Exercise directions:
Return each line containing the string "text".

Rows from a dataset
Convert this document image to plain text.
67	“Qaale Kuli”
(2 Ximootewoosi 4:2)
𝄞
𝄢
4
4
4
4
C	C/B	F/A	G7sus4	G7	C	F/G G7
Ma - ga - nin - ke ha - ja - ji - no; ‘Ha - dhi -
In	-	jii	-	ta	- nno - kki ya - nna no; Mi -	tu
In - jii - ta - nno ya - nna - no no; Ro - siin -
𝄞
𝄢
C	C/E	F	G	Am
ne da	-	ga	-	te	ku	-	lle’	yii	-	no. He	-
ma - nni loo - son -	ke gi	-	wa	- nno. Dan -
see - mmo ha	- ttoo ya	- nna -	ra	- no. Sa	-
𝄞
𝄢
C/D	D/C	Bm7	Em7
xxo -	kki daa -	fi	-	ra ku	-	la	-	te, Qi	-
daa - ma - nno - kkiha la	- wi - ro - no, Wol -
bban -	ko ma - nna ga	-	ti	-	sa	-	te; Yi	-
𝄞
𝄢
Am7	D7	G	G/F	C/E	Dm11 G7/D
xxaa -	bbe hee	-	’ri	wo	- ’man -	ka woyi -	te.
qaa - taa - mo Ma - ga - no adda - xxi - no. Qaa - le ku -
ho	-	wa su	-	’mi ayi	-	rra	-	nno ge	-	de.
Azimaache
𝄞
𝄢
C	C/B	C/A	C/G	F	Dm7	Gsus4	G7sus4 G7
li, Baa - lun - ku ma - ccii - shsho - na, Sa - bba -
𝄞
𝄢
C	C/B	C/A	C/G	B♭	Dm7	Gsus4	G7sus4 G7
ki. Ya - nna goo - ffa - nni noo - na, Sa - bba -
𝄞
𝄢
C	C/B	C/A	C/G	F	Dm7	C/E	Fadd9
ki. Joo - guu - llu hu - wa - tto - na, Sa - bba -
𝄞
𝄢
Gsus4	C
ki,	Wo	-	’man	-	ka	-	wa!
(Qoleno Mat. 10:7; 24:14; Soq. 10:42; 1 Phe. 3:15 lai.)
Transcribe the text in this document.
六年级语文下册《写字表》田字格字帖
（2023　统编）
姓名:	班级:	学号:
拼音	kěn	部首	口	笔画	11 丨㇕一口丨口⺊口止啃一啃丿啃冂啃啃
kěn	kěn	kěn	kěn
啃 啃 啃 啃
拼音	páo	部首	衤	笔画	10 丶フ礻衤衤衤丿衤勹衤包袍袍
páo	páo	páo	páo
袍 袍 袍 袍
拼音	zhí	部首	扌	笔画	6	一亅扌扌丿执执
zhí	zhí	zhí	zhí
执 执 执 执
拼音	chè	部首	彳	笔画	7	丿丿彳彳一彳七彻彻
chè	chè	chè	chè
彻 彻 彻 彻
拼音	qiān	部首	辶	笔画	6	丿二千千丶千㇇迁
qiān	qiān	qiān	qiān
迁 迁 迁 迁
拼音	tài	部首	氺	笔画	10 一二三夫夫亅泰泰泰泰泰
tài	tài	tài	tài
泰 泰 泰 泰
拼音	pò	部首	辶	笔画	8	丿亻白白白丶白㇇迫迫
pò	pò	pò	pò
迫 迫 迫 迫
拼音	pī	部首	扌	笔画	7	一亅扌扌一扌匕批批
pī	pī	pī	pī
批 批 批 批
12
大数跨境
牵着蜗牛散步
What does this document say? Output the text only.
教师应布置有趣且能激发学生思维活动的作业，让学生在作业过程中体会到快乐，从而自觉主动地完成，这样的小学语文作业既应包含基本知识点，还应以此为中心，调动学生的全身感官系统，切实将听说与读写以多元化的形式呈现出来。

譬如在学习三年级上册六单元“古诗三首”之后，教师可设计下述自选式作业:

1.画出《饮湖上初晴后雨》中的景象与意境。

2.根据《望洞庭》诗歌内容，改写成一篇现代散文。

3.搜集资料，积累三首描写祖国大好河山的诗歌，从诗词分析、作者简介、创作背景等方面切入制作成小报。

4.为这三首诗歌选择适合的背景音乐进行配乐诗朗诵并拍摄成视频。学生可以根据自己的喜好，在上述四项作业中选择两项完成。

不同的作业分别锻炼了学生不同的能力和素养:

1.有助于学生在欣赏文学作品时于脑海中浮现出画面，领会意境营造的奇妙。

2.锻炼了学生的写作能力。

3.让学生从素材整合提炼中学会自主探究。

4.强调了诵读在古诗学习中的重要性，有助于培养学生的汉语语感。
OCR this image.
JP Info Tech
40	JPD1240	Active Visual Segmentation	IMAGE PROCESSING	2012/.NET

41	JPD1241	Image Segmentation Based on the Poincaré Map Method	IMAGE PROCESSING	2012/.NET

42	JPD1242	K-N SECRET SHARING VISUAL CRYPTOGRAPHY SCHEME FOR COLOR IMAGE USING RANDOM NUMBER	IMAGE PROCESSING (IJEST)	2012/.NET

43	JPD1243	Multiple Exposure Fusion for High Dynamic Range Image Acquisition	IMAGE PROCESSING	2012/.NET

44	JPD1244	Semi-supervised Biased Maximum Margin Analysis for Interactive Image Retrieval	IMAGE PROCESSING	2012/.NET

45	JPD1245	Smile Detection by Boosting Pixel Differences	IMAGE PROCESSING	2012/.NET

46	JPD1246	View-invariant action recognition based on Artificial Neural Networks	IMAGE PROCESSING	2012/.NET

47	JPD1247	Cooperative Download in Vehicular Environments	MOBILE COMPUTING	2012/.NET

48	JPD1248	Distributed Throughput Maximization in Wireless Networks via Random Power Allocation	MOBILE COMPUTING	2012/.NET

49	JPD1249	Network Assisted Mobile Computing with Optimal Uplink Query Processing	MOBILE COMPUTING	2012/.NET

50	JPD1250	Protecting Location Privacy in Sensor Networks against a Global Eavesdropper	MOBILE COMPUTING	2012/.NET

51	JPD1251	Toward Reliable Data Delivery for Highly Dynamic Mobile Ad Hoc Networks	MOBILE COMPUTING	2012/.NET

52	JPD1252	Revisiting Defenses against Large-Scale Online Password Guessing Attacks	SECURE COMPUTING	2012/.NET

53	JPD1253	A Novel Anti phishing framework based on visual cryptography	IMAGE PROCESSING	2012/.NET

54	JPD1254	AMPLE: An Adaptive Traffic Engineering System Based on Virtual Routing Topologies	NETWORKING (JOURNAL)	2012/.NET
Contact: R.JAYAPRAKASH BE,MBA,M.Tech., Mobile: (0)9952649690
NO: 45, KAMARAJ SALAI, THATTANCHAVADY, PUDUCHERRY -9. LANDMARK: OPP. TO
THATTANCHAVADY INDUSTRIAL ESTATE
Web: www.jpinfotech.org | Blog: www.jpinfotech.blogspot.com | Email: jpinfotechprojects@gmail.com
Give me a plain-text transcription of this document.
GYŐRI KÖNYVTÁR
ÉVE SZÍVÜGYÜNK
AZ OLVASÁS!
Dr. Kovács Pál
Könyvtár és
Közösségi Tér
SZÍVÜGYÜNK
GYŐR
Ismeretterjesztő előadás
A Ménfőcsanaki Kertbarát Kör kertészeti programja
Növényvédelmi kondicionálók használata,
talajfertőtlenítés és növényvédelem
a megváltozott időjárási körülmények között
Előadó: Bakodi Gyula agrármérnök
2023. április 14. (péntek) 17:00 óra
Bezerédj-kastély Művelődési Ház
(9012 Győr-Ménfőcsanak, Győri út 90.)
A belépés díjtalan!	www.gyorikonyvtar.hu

Written reply:
Convert this document image to plain text.
Transcribe the text in this document.
What does this document say? Output the text only.
Give me a plain-text transcription of this document.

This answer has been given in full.